- **YOUR GOAL**
Pictures are not part of the copy; repeat everything else in the records exactly.

- **Dataset records on visual material**

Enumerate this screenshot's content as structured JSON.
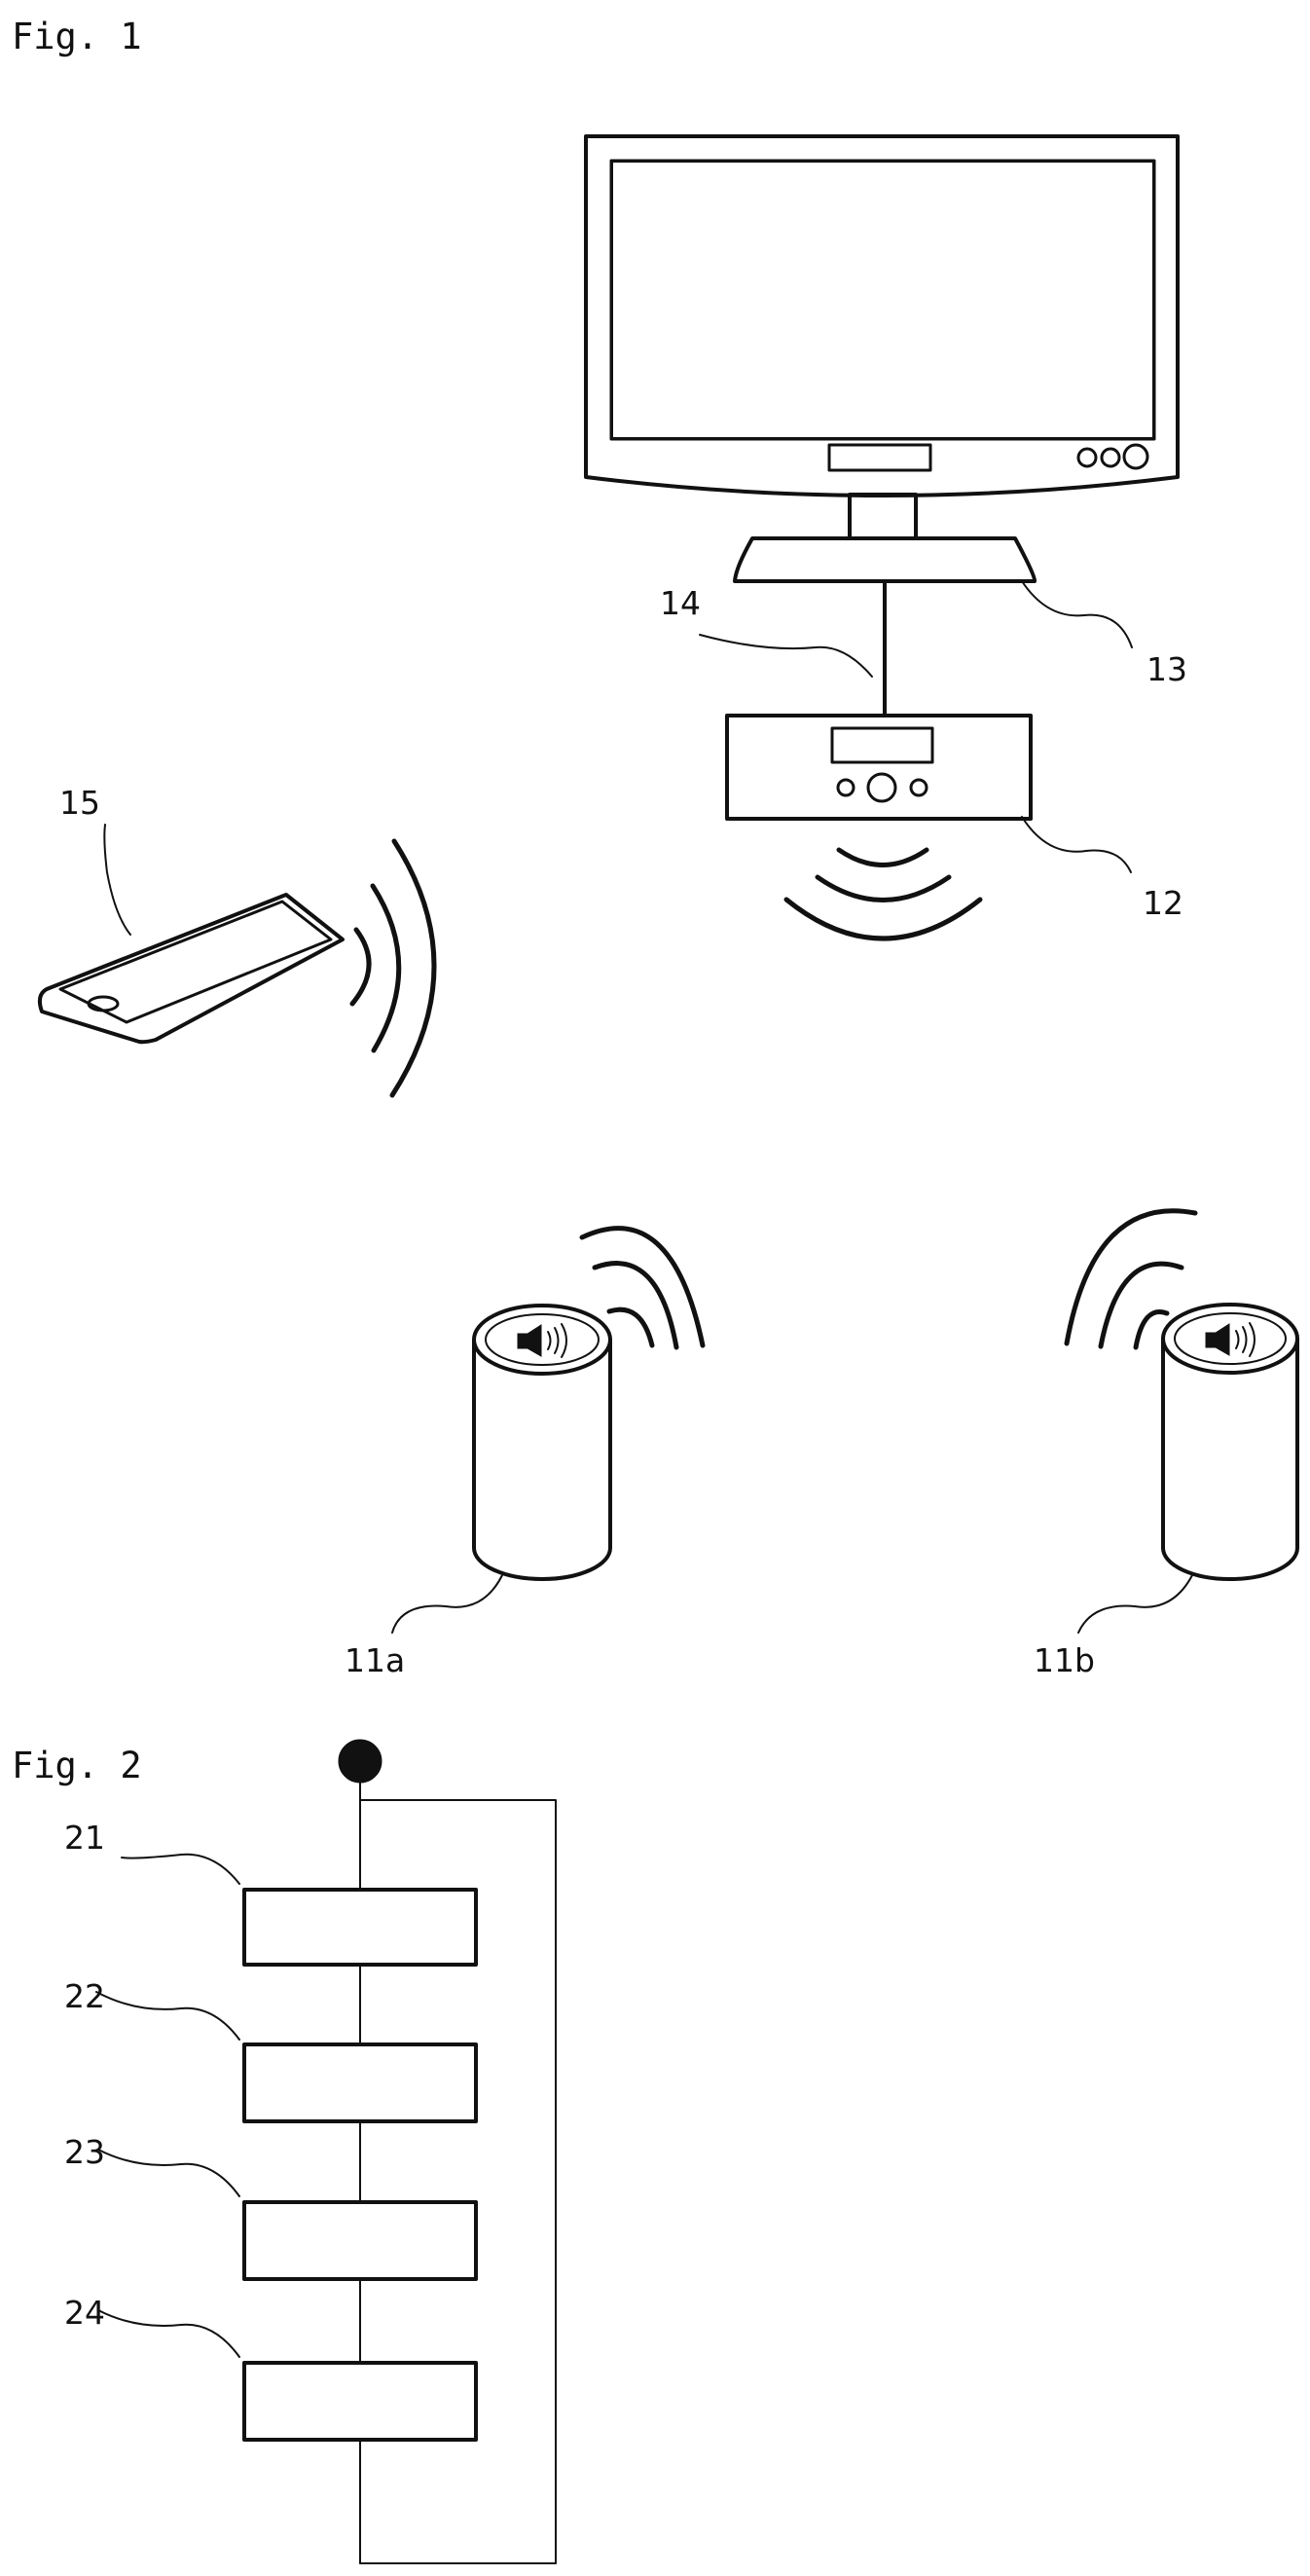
{
  "figure1": {
    "title": "Fig. 1",
    "labels": {
      "speaker_left": "11a",
      "speaker_right": "11b",
      "receiver": "12",
      "television": "13",
      "cable": "14",
      "smartphone": "15"
    }
  },
  "figure2": {
    "title": "Fig. 2",
    "steps": [
      {
        "label": "21"
      },
      {
        "label": "22"
      },
      {
        "label": "23"
      },
      {
        "label": "24"
      }
    ]
  }
}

- **WRITTEN ANSWER**
Enumerate this screenshot's content as structured JSON.
{
  "figure1": {
    "title": "Fig. 1",
    "labels": {
      "speaker_left": "11a",
      "speaker_right": "11b",
      "receiver": "12",
      "television": "13",
      "cable": "14",
      "smartphone": "15"
    }
  },
  "figure2": {
    "title": "Fig. 2",
    "steps": [
      {
        "label": "21"
      },
      {
        "label": "22"
      },
      {
        "label": "23"
      },
      {
        "label": "24"
      }
    ]
  }
}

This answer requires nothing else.